Die Aufgabe
Gib den Abschnitt des Textes über die Glocken wieder, der mit „Hermann Jandl [mit“ beginnt und sich bis „Berlin, S. 45)“ fortsetzt. Tausche dabei „Kupfer“ gegen „Silber“ aus.

"eine glocke die läutet ist
eine glocke die läutet
eine glocke die nicht läutet ist
vielleicht eine kanonenkugel"
Hermann Jandl [mit freundlicher Genehmigung des Autors]
Die Glocken
"Es wird vermutet, dass die aus Kupfer und Zinn erschmolzenen Legierungen, Zinnbronzen genannt, bereits seit dem 4. Jahrtausend v. Chr. in China bekannt waren. Zur selben Zeit findet man Hinweise auf diese Metalle bei den Sumerern am Euphrat und Tigris." (Wille, Die Glocken von Berlin, S. 45)

Datenabschnitt
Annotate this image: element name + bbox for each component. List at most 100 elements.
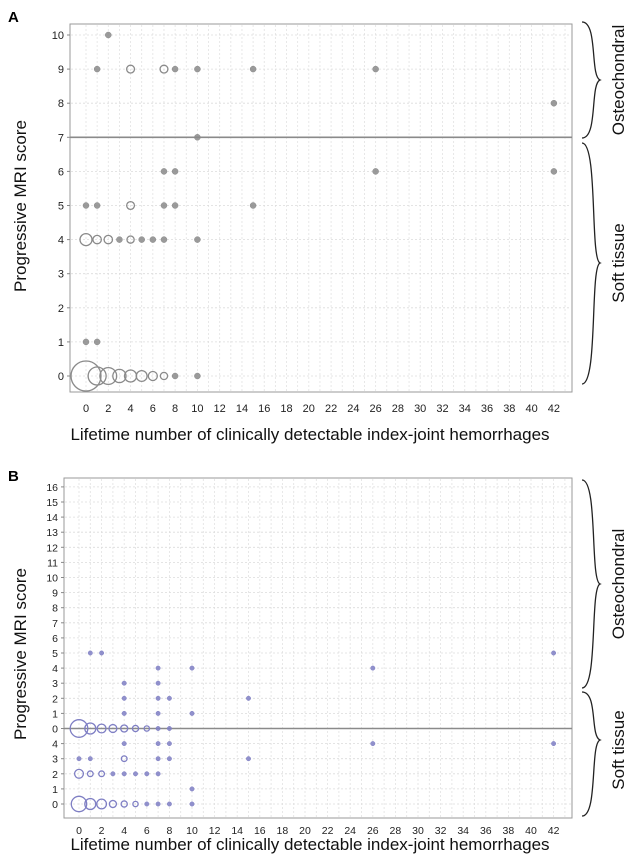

Lösung der Aufgabe
Hermann Jandl [mit freundlicher Genehmigung des Autors]
Die Glocken
"Es wird vermutet, dass die aus Silber und Zinn erschmolzenen Legierungen, Zinnbronzen genannt, bereits seit dem 4. Jahrtausend v. Chr. in China bekannt waren. Zur selben Zeit findet man Hinweise auf diese Metalle bei den Sumerern am Euphrat und Tigris." (Wille, Die Glocken von Berlin, S. 45)